## start

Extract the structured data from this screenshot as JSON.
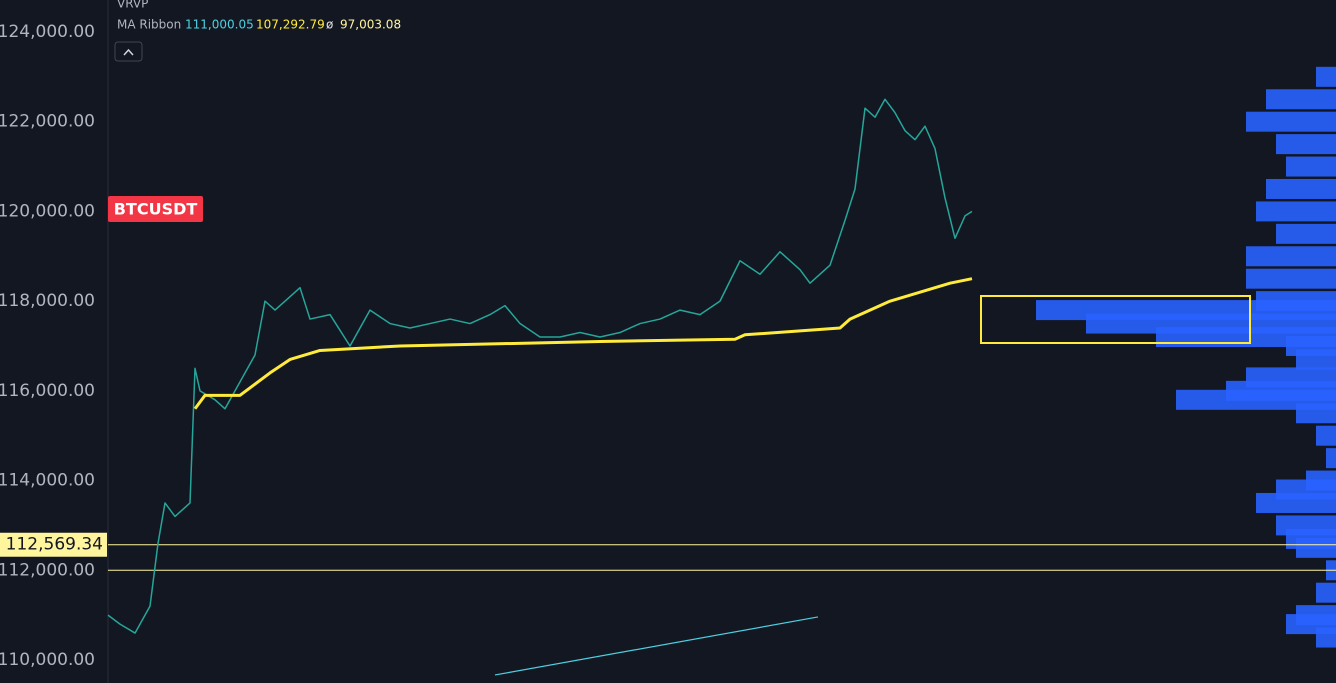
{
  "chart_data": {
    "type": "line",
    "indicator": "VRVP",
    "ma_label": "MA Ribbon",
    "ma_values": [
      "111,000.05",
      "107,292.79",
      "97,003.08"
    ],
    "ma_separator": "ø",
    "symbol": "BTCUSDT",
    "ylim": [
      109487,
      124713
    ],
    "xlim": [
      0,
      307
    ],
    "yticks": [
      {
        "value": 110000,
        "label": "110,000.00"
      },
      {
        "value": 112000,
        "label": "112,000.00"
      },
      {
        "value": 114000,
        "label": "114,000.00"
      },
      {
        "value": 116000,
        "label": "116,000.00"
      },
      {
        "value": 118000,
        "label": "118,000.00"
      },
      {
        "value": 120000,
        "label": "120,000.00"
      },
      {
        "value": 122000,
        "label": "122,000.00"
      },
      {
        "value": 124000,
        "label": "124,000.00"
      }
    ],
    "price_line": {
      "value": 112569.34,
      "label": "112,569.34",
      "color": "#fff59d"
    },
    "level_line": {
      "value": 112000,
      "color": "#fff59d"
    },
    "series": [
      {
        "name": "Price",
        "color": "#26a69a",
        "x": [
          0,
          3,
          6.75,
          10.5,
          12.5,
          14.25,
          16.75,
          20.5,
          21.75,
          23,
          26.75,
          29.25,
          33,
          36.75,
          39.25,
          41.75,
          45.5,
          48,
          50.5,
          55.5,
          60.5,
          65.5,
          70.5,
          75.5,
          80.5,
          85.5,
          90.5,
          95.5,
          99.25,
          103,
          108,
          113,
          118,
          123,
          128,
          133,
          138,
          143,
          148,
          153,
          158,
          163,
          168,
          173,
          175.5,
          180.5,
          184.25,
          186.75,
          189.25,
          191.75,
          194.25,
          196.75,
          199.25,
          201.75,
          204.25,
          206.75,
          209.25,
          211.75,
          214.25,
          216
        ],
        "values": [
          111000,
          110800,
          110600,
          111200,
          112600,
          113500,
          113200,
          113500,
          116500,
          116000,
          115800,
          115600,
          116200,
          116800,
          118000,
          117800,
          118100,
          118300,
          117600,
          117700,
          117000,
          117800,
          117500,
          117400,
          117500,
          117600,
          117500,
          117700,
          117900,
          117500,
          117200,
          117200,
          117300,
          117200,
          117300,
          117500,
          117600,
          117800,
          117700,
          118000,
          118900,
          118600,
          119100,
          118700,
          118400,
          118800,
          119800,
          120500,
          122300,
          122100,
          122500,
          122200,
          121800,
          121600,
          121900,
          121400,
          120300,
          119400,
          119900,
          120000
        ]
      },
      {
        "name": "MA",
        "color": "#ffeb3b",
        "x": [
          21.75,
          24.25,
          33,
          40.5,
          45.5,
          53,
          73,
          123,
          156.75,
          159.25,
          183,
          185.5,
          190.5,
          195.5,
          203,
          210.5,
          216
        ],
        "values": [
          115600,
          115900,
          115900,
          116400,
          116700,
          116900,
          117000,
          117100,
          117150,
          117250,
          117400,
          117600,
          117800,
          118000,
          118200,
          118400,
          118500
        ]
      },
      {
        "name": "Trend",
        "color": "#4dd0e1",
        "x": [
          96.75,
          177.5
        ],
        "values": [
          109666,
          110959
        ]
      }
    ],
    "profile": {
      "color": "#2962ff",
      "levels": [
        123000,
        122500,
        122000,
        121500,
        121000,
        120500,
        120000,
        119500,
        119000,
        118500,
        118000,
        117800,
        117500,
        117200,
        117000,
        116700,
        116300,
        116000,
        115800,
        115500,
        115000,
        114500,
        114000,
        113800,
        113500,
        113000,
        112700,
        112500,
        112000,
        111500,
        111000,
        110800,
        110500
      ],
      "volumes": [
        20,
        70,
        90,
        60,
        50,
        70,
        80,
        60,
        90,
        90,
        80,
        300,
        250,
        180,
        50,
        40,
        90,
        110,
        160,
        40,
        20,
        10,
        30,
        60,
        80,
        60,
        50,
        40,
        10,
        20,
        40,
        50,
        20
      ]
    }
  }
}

## end
## start

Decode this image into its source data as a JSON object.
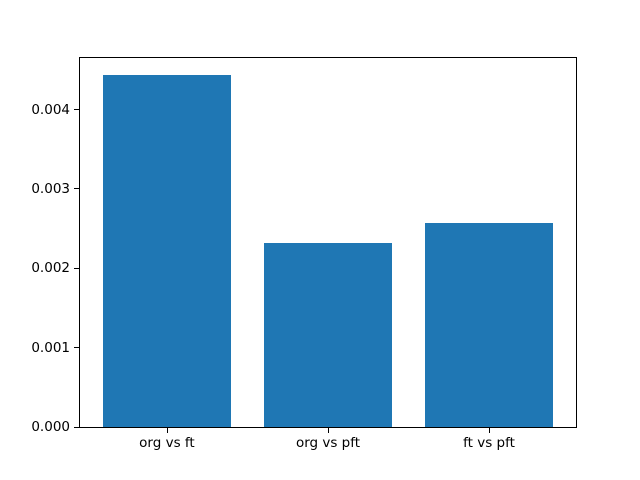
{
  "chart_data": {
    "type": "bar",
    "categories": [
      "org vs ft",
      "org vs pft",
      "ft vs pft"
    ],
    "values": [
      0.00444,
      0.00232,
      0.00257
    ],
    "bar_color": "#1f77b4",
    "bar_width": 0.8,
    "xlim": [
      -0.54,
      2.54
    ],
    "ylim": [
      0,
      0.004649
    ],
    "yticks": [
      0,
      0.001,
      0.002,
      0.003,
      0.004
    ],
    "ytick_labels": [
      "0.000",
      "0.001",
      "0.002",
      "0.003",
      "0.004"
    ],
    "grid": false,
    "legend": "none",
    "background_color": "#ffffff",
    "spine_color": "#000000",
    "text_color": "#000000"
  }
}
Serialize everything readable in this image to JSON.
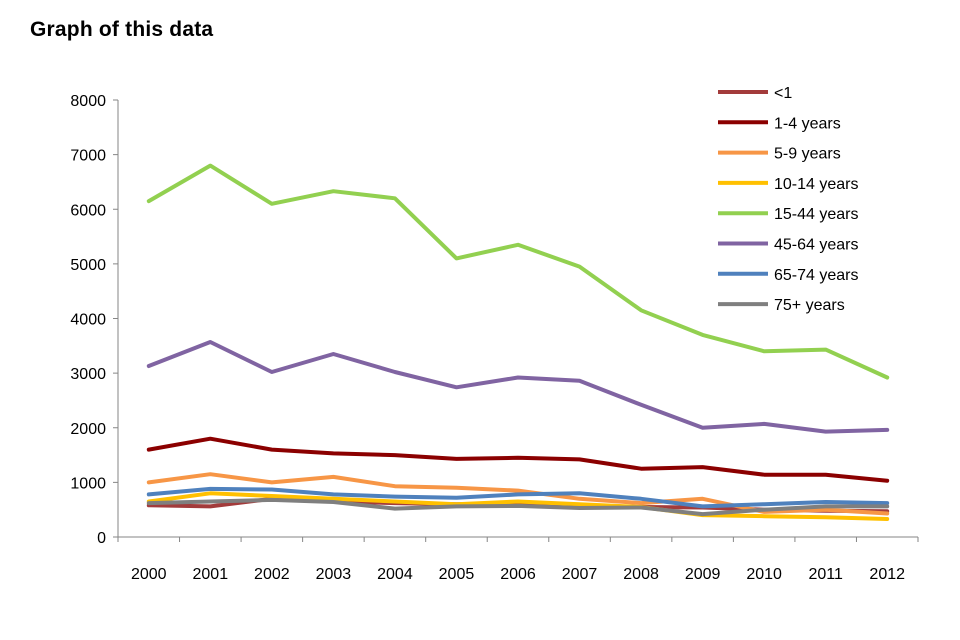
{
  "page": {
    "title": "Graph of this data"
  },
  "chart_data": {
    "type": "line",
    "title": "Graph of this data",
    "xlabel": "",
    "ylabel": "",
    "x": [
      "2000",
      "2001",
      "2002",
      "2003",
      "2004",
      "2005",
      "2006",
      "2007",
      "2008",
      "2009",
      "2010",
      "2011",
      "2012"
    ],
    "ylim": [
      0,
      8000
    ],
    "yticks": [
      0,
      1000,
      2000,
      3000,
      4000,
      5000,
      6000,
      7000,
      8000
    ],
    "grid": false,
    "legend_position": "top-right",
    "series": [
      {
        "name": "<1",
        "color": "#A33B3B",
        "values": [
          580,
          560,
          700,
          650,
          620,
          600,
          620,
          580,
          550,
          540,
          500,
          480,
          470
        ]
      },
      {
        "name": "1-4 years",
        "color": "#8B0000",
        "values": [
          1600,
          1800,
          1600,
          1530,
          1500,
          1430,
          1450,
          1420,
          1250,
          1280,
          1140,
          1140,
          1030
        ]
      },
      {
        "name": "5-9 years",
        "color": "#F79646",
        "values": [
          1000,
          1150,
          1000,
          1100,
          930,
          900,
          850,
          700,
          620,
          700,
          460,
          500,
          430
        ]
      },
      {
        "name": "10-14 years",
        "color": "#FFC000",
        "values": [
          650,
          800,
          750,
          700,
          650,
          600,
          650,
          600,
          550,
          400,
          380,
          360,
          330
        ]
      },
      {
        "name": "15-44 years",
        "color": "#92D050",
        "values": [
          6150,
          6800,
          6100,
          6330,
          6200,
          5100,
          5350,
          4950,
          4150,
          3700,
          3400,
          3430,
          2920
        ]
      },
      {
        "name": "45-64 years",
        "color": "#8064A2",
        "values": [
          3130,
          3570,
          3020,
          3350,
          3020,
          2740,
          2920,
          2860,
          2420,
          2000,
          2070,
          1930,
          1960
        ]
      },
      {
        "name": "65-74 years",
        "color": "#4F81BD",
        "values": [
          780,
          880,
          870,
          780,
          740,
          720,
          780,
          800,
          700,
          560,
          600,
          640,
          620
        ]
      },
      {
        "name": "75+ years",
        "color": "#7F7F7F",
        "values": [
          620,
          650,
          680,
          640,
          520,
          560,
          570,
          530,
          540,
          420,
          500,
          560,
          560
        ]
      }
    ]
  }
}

## end

_Brief_: For this exercise, gather every line of the data that contains the word "JSON".

_Exercise answer_:
Extract the structured data from this screenshot as JSON.
Decode this image into its source data as a JSON object.
Serialize everything readable in this image to JSON.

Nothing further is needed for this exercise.